• _Written exercise_
Repeat the listing in full, preserving every character.

───── Material provided

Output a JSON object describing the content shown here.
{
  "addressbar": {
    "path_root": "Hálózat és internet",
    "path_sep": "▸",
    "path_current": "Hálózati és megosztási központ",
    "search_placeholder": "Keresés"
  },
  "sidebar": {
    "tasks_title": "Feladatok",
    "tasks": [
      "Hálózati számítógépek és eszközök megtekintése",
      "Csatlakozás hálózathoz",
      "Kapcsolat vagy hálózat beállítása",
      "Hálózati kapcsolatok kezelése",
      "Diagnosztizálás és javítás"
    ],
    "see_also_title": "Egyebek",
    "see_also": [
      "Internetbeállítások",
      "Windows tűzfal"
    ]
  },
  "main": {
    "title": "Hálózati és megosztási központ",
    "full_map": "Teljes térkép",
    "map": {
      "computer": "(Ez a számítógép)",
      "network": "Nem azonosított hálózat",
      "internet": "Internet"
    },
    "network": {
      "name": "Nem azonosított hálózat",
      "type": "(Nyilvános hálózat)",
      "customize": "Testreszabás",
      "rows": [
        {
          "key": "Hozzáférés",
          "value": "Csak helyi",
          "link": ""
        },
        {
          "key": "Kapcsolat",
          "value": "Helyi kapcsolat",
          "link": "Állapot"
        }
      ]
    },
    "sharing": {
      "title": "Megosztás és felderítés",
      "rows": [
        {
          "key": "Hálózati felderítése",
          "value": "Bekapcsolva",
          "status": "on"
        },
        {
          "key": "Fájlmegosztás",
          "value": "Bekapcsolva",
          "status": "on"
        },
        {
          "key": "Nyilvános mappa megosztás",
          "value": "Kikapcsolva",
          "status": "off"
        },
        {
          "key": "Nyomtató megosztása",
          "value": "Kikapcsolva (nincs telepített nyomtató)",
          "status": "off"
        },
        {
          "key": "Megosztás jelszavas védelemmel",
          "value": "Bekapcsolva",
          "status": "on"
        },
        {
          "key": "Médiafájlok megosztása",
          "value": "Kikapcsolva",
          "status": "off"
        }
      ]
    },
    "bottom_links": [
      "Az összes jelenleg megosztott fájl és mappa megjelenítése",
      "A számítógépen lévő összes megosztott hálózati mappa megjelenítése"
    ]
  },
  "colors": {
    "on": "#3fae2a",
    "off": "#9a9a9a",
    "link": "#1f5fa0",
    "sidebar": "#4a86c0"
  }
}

──────────

• _Task output_
Output a JSON object describing the content shown here.
{
  "addressbar": {
    "path_root": "Hálózat és internet",
    "path_sep": "▸",
    "path_current": "Hálózati és megosztási központ",
    "search_placeholder": "Keresés"
  },
  "sidebar": {
    "tasks_title": "Feladatok",
    "tasks": [
      "Hálózati számítógépek és eszközök megtekintése",
      "Csatlakozás hálózathoz",
      "Kapcsolat vagy hálózat beállítása",
      "Hálózati kapcsolatok kezelése",
      "Diagnosztizálás és javítás"
    ],
    "see_also_title": "Egyebek",
    "see_also": [
      "Internetbeállítások",
      "Windows tűzfal"
    ]
  },
  "main": {
    "title": "Hálózati és megosztási központ",
    "full_map": "Teljes térkép",
    "map": {
      "computer": "(Ez a számítógép)",
      "network": "Nem azonosított hálózat",
      "internet": "Internet"
    },
    "network": {
      "name": "Nem azonosított hálózat",
      "type": "(Nyilvános hálózat)",
      "customize": "Testreszabás",
      "rows": [
        {
          "key": "Hozzáférés",
          "value": "Csak helyi",
          "link": ""
        },
        {
          "key": "Kapcsolat",
          "value": "Helyi kapcsolat",
          "link": "Állapot"
        }
      ]
    },
    "sharing": {
      "title": "Megosztás és felderítés",
      "rows": [
        {
          "key": "Hálózati felderítése",
          "value": "Bekapcsolva",
          "status": "on"
        },
        {
          "key": "Fájlmegosztás",
          "value": "Bekapcsolva",
          "status": "on"
        },
        {
          "key": "Nyilvános mappa megosztás",
          "value": "Kikapcsolva",
          "status": "off"
        },
        {
          "key": "Nyomtató megosztása",
          "value": "Kikapcsolva (nincs telepített nyomtató)",
          "status": "off"
        },
        {
          "key": "Megosztás jelszavas védelemmel",
          "value": "Bekapcsolva",
          "status": "on"
        },
        {
          "key": "Médiafájlok megosztása",
          "value": "Kikapcsolva",
          "status": "off"
        }
      ]
    },
    "bottom_links": [
      "Az összes jelenleg megosztott fájl és mappa megjelenítése",
      "A számítógépen lévő összes megosztott hálózati mappa megjelenítése"
    ]
  },
  "colors": {
    "on": "#3fae2a",
    "off": "#9a9a9a",
    "link": "#1f5fa0",
    "sidebar": "#4a86c0"
  }
}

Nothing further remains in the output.